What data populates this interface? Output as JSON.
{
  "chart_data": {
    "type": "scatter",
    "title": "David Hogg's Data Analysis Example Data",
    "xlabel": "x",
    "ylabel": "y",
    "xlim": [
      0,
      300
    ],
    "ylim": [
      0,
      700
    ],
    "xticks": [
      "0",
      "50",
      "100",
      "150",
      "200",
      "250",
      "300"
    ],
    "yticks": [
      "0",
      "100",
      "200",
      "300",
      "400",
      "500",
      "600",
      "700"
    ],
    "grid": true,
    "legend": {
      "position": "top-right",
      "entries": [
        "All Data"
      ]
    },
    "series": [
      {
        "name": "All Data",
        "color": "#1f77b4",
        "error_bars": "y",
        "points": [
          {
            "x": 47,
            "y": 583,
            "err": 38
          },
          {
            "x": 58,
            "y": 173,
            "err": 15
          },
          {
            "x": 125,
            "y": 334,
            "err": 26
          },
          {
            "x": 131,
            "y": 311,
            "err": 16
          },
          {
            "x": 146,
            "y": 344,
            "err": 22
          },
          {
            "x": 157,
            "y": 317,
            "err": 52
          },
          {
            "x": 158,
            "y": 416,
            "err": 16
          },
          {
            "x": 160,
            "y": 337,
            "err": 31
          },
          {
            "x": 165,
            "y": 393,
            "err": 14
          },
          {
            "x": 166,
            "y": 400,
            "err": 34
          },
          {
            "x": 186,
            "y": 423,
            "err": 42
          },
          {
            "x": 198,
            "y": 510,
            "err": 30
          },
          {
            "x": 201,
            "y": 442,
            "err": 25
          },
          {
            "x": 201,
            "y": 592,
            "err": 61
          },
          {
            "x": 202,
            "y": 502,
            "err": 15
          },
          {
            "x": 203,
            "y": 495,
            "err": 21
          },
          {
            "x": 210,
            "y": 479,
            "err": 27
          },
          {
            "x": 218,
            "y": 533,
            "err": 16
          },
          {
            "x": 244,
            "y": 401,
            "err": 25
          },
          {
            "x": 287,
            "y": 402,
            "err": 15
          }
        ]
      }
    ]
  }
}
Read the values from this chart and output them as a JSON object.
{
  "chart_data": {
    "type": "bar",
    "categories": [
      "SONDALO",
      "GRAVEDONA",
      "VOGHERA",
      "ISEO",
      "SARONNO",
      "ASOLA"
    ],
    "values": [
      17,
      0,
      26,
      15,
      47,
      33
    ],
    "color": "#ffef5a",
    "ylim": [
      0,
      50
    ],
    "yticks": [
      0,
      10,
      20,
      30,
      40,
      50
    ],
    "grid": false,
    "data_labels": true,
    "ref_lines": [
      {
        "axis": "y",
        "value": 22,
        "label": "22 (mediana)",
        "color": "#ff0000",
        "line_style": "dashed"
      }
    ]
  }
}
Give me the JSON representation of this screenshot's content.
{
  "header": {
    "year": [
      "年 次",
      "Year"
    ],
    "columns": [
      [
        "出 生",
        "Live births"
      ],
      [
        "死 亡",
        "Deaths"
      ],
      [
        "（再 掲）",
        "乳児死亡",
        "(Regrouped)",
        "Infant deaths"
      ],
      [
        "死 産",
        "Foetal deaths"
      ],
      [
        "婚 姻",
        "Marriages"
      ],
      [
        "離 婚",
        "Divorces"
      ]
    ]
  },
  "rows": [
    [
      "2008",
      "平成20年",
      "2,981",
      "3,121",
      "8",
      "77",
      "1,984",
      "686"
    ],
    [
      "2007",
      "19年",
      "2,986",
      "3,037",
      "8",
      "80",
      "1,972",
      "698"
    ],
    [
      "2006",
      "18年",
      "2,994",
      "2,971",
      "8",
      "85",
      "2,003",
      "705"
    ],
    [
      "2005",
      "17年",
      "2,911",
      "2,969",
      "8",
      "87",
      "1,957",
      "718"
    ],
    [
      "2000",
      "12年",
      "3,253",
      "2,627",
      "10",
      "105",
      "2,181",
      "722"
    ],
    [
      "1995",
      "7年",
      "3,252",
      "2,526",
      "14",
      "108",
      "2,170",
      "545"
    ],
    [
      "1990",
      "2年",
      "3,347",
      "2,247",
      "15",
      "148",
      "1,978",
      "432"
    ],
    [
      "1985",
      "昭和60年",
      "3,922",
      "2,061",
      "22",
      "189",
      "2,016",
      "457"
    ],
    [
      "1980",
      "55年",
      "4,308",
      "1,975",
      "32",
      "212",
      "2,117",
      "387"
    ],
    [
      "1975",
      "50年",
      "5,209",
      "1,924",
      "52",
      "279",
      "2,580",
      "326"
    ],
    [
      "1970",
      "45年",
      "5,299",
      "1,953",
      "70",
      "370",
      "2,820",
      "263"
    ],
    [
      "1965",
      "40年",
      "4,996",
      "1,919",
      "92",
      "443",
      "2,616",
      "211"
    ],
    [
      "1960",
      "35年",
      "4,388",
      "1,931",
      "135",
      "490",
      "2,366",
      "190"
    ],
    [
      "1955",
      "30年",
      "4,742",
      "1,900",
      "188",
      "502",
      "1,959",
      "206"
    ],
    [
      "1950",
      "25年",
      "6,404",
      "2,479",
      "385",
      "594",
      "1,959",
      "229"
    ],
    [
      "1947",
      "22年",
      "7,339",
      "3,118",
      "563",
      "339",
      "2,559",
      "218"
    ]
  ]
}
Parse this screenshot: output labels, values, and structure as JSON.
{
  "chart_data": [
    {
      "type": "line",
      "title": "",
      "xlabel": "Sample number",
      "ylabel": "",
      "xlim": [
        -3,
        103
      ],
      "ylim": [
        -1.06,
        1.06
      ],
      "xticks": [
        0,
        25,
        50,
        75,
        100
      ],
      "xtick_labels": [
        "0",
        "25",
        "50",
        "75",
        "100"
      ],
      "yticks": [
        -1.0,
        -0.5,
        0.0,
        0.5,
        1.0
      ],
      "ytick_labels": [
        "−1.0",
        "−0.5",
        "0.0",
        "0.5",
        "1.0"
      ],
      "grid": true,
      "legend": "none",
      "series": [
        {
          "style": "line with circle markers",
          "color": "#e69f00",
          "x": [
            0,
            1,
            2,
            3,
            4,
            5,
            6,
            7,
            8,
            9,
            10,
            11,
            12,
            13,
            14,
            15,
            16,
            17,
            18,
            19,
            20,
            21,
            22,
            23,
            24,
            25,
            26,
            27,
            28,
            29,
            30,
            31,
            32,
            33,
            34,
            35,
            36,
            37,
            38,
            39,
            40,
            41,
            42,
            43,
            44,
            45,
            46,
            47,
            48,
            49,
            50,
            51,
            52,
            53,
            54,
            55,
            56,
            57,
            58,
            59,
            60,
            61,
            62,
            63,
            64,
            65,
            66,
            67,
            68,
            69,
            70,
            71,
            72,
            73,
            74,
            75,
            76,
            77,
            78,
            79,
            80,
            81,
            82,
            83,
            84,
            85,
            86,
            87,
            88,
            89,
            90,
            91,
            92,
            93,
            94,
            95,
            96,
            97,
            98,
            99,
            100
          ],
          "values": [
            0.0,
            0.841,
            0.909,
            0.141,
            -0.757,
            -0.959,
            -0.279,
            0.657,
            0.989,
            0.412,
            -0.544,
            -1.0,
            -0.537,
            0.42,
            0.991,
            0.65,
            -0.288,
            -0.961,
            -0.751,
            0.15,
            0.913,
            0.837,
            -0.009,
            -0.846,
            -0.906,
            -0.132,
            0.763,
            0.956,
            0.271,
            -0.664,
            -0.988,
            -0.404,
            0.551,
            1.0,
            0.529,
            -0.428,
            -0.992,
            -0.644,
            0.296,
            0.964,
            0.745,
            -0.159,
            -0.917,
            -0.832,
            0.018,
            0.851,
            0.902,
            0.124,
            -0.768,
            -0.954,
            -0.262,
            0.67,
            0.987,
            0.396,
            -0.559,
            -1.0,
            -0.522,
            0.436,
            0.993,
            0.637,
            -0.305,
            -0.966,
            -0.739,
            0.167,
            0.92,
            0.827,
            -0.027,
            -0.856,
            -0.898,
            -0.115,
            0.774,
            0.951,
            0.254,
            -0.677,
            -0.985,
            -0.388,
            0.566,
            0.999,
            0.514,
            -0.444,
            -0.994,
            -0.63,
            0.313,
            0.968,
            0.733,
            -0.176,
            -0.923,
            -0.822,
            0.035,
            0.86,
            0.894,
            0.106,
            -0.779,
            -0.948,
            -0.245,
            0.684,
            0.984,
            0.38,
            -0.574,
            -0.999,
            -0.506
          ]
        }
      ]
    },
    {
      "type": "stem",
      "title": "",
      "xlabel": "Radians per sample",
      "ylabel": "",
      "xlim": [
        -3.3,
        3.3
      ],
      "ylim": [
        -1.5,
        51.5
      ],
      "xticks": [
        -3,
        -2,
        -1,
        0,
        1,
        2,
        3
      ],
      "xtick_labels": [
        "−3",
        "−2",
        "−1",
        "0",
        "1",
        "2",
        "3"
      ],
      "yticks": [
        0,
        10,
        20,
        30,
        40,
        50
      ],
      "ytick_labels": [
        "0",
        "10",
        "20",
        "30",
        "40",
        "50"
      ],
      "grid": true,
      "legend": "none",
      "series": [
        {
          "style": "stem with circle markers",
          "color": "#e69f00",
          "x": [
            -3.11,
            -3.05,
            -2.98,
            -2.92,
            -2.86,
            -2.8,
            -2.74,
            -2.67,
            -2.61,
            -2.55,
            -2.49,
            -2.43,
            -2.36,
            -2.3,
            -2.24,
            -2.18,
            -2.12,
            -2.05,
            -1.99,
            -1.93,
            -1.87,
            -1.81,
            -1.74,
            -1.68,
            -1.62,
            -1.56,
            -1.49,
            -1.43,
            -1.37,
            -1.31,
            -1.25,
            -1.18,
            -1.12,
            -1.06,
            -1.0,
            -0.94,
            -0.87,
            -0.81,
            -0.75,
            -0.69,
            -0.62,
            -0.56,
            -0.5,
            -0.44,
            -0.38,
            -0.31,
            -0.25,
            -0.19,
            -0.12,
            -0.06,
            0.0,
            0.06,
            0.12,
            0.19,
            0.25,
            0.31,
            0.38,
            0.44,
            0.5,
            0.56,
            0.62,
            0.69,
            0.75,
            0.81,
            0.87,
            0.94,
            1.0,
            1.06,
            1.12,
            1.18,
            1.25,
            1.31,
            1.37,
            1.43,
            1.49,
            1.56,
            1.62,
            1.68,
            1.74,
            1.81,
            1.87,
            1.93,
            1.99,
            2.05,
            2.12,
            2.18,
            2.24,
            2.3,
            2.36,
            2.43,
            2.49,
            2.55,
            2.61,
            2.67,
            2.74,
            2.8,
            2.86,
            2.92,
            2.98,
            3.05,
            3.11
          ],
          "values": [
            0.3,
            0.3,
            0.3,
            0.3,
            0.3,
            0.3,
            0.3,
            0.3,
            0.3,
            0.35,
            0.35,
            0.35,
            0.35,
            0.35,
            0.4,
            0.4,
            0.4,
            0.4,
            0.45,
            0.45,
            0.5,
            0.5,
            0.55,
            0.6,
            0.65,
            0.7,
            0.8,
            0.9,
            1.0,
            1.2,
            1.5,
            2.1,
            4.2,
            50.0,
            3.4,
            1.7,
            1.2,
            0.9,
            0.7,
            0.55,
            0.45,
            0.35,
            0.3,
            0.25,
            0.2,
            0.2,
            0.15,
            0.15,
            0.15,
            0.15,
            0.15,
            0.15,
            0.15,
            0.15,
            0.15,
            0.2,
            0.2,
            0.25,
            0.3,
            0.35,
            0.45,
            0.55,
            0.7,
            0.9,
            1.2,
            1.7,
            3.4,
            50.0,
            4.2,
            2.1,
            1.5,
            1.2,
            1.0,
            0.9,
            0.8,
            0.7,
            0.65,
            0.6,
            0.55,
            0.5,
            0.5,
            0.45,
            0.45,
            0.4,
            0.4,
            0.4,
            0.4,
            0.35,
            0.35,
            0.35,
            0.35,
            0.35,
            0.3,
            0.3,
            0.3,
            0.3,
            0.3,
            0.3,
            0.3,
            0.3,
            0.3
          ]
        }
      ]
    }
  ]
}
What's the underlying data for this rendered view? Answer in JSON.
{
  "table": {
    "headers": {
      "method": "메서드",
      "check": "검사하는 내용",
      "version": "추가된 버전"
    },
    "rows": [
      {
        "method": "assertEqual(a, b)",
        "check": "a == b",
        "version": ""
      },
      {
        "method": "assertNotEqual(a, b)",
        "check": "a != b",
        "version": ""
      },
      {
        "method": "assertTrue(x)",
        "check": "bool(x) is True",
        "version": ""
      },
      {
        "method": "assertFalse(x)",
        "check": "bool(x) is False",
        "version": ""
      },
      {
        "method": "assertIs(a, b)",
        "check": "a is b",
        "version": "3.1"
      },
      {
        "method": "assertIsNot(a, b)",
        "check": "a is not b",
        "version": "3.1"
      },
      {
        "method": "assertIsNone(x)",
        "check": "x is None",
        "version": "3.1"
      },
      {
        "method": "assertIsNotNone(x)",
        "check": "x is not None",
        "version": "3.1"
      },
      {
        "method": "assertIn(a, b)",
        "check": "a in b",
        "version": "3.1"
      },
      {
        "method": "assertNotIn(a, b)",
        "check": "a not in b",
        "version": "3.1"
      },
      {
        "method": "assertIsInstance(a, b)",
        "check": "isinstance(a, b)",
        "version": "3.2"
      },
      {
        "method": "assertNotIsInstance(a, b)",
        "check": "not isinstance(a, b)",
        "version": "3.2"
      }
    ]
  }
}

☆ ☆ ☆ ☆ ☆ ☆ ☆

* **Given problem**
Show every line above in which the word "color" occurs.

* **Correct output**
        "color": "#1f77b4",
    "color": "#ffef5a",
        "color": "#ff0000",
          "color": "#e69f00",
          "color": "#e69f00",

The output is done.